● **Trecho apresentado**
- - - -

O Instituto Nacional de Infectologia Evandro Chagas, da Fundação Oswaldo Cruz (Fiocruz), está investigando desde sábado (30) o caso de um viajante belga que chegou ao Rio de Janeiro vindo de Uganda, África, apresentando sintomas virais. As primeiras amostras biológicas do paciente resultaram positivo para malária, enquanto o exame de sangue para um diagnóstico conclusivo de outras enfermidades, incluindo ebola, ainda está em análise.
Protocolo de Segurança e Isolamento
Ao dar entrada no Instituto Evandro Chagas com sintomas como tosse, calafrios e diarreia, o protocolo de atendimento especializado foi imediatamente acionado. O paciente permanece isolado até a conclusão do diagnóstico definitivo, uma medida de precaução justificada pelo histórico de viagem a Uganda, país com registros recentes de ebola.
Monitoramento e Transmissão do Vírus
Além do paciente, pessoas que tiveram contato com ele estão sendo monitoradas, com o apoio das secretarias de Saúde municipal e estadual. A Fiocruz reitera que o vírus Ebola não é transmitido por via respiratória, diferentemente de doenças como a gripe, mas sim por contato direto com sangue, tecidos ou fluidos corporais de indivíduos ou animais infectados.
Atualmente, há um surto de Ebola em países da África Central, com o epicentro no Congo e casos registrados também em Uganda. A doença é caracterizada por febre hemorrágica e apresenta alta letalidade.
Fiocruz: Referência e Avaliação de Risco no Brasil
A Fiocruz é a instituição de referência no Brasil para o atendimento médico e a realização de testes diagnósticos de casos suspeitos de Ebola. A fundação informa que, apesar da vigilância, o risco de transmissão do vírus no país é considerado baixo.

- - - -

● **Dados extraídos**
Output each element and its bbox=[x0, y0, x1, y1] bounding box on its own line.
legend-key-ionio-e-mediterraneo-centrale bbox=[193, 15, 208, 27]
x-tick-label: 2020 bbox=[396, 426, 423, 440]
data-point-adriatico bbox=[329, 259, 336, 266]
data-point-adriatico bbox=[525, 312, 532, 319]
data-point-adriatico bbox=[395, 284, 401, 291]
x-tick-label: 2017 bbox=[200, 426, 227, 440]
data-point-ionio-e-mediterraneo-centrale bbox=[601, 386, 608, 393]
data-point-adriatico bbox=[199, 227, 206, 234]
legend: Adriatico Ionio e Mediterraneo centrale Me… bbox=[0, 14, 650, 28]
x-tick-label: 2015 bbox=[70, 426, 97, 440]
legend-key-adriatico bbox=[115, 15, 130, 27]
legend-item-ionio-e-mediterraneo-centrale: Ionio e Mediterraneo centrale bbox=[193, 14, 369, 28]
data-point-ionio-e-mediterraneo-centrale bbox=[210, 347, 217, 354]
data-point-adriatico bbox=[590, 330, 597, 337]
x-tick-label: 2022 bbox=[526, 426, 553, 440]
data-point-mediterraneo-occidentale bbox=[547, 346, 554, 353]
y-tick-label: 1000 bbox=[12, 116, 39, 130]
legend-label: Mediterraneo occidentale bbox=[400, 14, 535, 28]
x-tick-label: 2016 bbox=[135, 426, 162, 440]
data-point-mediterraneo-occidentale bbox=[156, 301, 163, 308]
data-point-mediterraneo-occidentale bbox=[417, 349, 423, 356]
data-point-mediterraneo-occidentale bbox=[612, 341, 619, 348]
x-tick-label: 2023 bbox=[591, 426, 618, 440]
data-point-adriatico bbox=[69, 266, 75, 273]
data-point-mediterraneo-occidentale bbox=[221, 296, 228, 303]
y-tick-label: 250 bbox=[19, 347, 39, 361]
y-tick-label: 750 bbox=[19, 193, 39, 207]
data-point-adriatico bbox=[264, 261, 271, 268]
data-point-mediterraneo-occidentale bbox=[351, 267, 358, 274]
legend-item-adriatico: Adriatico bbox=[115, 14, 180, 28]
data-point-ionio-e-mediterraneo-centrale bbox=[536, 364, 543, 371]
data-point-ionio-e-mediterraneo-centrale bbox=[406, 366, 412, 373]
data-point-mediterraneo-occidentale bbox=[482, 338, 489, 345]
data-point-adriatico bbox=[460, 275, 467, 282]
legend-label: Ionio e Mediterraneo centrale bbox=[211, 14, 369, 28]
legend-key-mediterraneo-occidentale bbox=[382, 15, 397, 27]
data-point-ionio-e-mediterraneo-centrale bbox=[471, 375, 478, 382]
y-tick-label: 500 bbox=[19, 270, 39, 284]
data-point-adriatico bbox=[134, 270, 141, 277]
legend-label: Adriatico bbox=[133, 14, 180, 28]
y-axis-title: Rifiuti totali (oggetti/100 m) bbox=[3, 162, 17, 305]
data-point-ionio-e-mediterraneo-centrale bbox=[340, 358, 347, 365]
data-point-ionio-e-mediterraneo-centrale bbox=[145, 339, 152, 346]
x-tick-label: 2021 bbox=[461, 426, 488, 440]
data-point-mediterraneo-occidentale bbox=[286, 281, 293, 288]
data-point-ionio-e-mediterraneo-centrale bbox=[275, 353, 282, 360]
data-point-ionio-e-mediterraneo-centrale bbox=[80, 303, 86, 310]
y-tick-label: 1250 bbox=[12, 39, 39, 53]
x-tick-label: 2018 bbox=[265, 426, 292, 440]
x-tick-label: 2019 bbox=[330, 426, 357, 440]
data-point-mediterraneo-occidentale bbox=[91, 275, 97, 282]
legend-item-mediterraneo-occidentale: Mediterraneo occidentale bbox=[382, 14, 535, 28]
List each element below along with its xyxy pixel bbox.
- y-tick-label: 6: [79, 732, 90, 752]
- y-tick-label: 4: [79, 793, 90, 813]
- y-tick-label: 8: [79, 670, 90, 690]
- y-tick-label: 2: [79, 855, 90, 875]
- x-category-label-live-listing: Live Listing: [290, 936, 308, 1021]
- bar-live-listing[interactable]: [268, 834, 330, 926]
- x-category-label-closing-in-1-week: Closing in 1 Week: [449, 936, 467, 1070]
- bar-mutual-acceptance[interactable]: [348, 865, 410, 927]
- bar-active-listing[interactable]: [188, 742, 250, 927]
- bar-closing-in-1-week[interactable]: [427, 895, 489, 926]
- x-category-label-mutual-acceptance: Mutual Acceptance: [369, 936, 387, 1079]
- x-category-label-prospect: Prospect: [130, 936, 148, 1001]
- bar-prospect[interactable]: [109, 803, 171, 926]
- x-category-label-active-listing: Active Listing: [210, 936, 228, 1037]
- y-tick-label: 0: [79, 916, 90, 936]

- - - -

● **Tarefa a realizar**
Por favor, responda: segundo o texto sobre o viajante belga atendido pela Fiocruz, as primeiras amostras biológicas do paciente deram positivo para qual doença?

● **Resultado do exercício**
Malária.